**** Material for the task ****
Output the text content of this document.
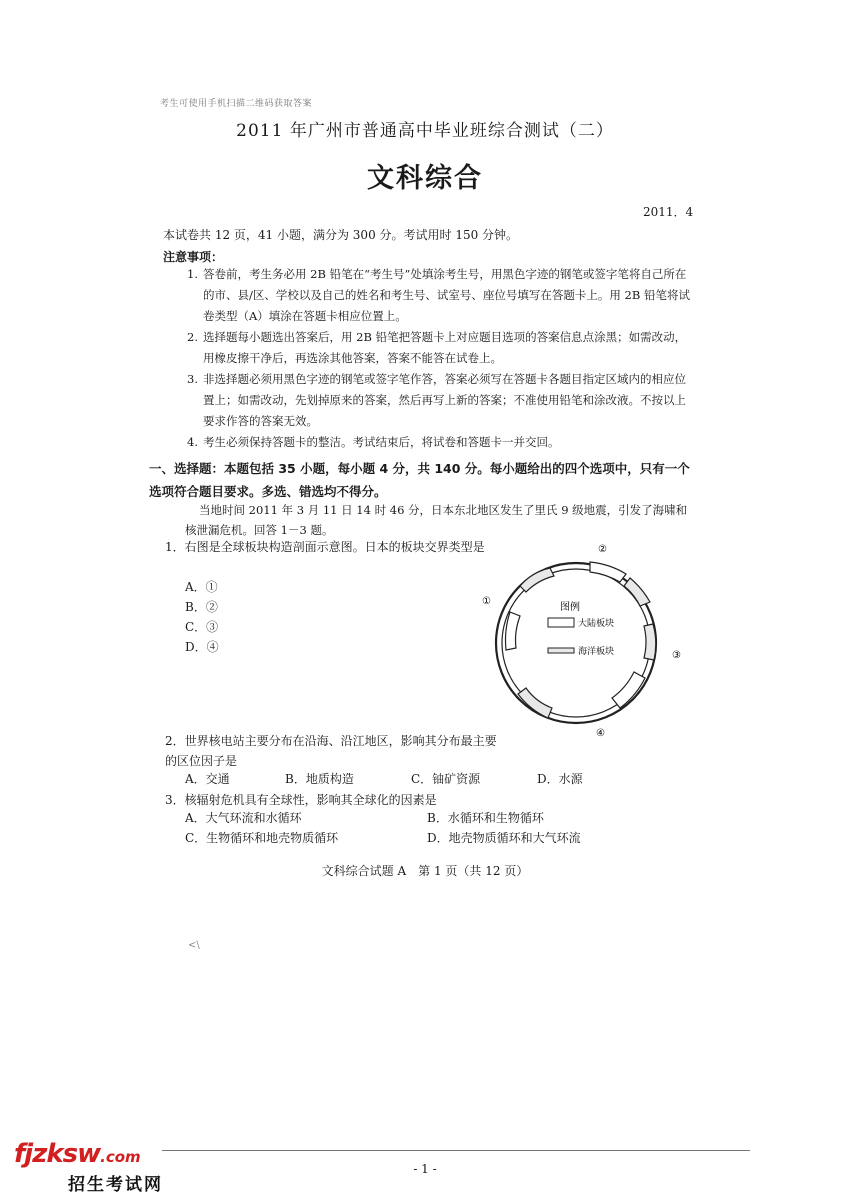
考生可使用手机扫描二维码获取答案
2011 年广州市普通高中毕业班综合测试（二）
文科综合
2011．4
本试卷共 12 页，41 小题，满分为 300 分。考试用时 150 分钟。
注意事项：
1. 答卷前，考生务必用 2B 铅笔在“考生号”处填涂考生号，用黑色字迹的钢笔或签字笔将自己所在的市、县/区、学校以及自己的姓名和考生号、试室号、座位号填写在答题卡上。用 2B 铅笔将试卷类型（A）填涂在答题卡相应位置上。
2. 选择题每小题选出答案后，用 2B 铅笔把答题卡上对应题目选项的答案信息点涂黑；如需改动，用橡皮擦干净后，再选涂其他答案，答案不能答在试卷上。
3. 非选择题必须用黑色字迹的钢笔或签字笔作答，答案必须写在答题卡各题目指定区域内的相应位置上；如需改动，先划掉原来的答案，然后再写上新的答案；不准使用铅笔和涂改液。不按以上要求作答的答案无效。
4. 考生必须保持答题卡的整洁。考试结束后，将试卷和答题卡一并交回。
一、选择题：本题包括 35 小题，每小题 4 分，共 140 分。每小题给出的四个选项中，只有一个选项符合题目要求。多选、错选均不得分。
当地时间 2011 年 3 月 11 日 14 时 46 分，日本东北地区发生了里氏 9 级地震，引发了海啸和核泄漏危机。回答 1－3 题。
1．右图是全球板块构造剖面示意图。日本的板块交界类型是
A．①
B．②
C．③
D．④
②
①
③
④
图例
大陆板块
海洋板块
2．世界核电站主要分布在沿海、沿江地区，影响其分布最主要的区位因子是
A．交通	B．地质构造	C．铀矿资源	D．水源
3．核辐射危机具有全球性，影响其全球化的因素是
A．大气环流和水循环	B．水循环和生物循环
C．生物循环和地壳物质循环	D．地壳物质循环和大气环流
文科综合试题 A　第 1 页（共 12 页）
<\
fjzksw.com
招生考试网
- 1 -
****
• [Given problem]:
Using the material above, set down every line exactly, but skip the pictures.

• [Solved exercise]:
Output the text content of this document.
考生可使用手机扫描二维码获取答案
2011 年广州市普通高中毕业班综合测试（二）
文科综合
2011．4
本试卷共 12 页，41 小题，满分为 300 分。考试用时 150 分钟。
注意事项：
1. 答卷前，考生务必用 2B 铅笔在“考生号”处填涂考生号，用黑色字迹的钢笔或签字笔将自己所在的市、县/区、学校以及自己的姓名和考生号、试室号、座位号填写在答题卡上。用 2B 铅笔将试卷类型（A）填涂在答题卡相应位置上。
2. 选择题每小题选出答案后，用 2B 铅笔把答题卡上对应题目选项的答案信息点涂黑；如需改动，用橡皮擦干净后，再选涂其他答案，答案不能答在试卷上。
3. 非选择题必须用黑色字迹的钢笔或签字笔作答，答案必须写在答题卡各题目指定区域内的相应位置上；如需改动，先划掉原来的答案，然后再写上新的答案；不准使用铅笔和涂改液。不按以上要求作答的答案无效。
4. 考生必须保持答题卡的整洁。考试结束后，将试卷和答题卡一并交回。
一、选择题：本题包括 35 小题，每小题 4 分，共 140 分。每小题给出的四个选项中，只有一个选项符合题目要求。多选、错选均不得分。
当地时间 2011 年 3 月 11 日 14 时 46 分，日本东北地区发生了里氏 9 级地震，引发了海啸和核泄漏危机。回答 1－3 题。
1．右图是全球板块构造剖面示意图。日本的板块交界类型是
A．①
B．②
C．③
D．④
②
①
③
④
图例
大陆板块
海洋板块
2．世界核电站主要分布在沿海、沿江地区，影响其分布最主要的区位因子是
A．交通	B．地质构造	C．铀矿资源	D．水源
3．核辐射危机具有全球性，影响其全球化的因素是
A．大气环流和水循环	B．水循环和生物循环
C．生物循环和地壳物质循环	D．地壳物质循环和大气环流
文科综合试题 A　第 1 页（共 12 页）
<\
fjzksw.com
招生考试网
- 1 -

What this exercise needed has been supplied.